▶ **PROVIDED DATA**
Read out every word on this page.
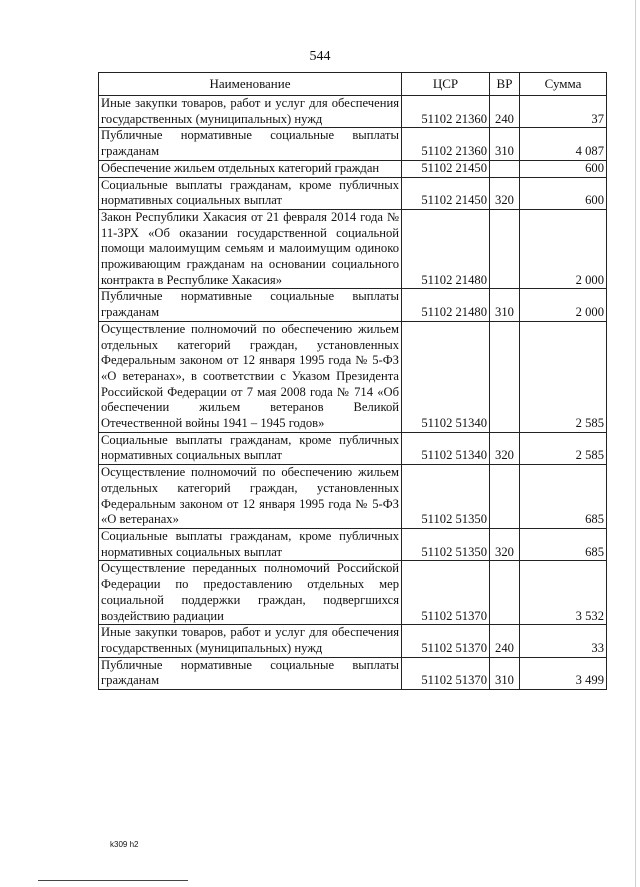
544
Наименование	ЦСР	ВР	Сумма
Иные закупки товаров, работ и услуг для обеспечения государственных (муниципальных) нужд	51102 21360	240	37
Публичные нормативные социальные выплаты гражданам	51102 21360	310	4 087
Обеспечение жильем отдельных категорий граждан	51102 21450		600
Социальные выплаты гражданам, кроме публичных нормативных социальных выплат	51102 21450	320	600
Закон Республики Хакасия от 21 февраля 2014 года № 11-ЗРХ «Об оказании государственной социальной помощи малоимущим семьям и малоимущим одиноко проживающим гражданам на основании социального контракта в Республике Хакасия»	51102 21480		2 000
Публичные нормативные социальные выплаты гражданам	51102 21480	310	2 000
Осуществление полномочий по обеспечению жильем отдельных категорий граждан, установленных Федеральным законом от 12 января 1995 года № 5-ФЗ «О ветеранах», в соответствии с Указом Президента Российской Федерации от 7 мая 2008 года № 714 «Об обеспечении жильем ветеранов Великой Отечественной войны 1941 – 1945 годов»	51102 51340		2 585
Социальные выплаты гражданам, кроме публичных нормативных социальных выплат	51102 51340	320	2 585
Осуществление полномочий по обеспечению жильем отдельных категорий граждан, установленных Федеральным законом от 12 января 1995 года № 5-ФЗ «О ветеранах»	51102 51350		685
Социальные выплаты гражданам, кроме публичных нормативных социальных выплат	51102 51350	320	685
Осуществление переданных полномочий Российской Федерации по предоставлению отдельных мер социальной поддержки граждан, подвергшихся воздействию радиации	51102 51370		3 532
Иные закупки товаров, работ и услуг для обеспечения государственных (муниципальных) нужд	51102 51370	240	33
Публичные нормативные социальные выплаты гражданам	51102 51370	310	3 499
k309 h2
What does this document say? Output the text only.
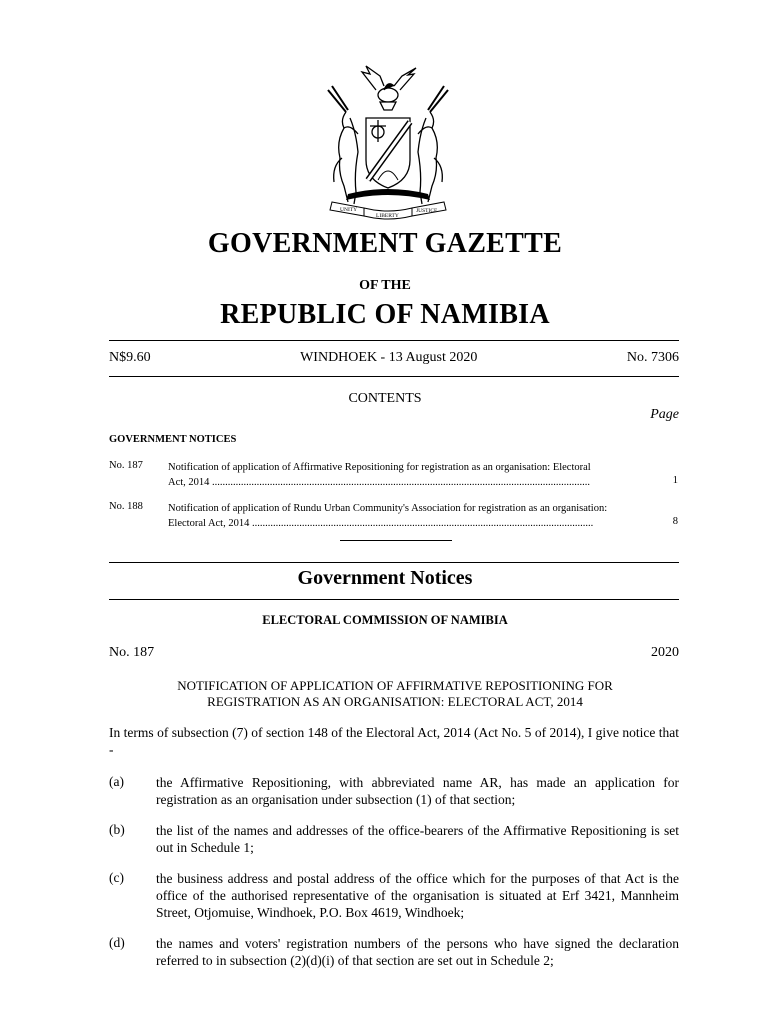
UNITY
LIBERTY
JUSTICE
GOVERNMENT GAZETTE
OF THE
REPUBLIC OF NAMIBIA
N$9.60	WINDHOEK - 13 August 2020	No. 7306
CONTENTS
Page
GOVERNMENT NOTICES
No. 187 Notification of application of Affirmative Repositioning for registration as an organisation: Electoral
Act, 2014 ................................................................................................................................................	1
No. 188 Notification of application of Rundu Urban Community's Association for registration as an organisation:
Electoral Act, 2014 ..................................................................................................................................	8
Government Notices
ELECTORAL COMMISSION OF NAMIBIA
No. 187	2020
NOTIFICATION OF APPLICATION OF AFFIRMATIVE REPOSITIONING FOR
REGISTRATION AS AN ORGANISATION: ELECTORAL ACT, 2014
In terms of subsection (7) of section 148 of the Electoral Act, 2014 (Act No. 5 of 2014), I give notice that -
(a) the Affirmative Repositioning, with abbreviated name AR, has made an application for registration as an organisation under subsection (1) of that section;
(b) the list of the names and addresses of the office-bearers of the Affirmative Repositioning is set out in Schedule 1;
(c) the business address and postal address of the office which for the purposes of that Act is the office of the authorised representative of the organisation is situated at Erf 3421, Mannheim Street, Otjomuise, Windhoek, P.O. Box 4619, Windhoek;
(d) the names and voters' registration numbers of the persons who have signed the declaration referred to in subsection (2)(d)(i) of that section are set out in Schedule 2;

▶ **SHORT PROBLEM**
Gather and return every line that holds the string "установленных".

▶ **ANSWER BELOW**
Осуществление полномочий по обеспечению жильем отдельных категорий граждан, установленных Федеральным законом от 12 января 1995 года № 5-ФЗ «О ветеранах», в соответствии с Указом Президента Российской Федерации от 7 мая 2008 года № 714 «Об обеспечении жильем ветеранов Великой Отечественной войны 1941 – 1945 годов»	51102 51340		2 585
Осуществление полномочий по обеспечению жильем отдельных категорий граждан, установленных Федеральным законом от 12 января 1995 года № 5-ФЗ «О ветеранах»	51102 51350		685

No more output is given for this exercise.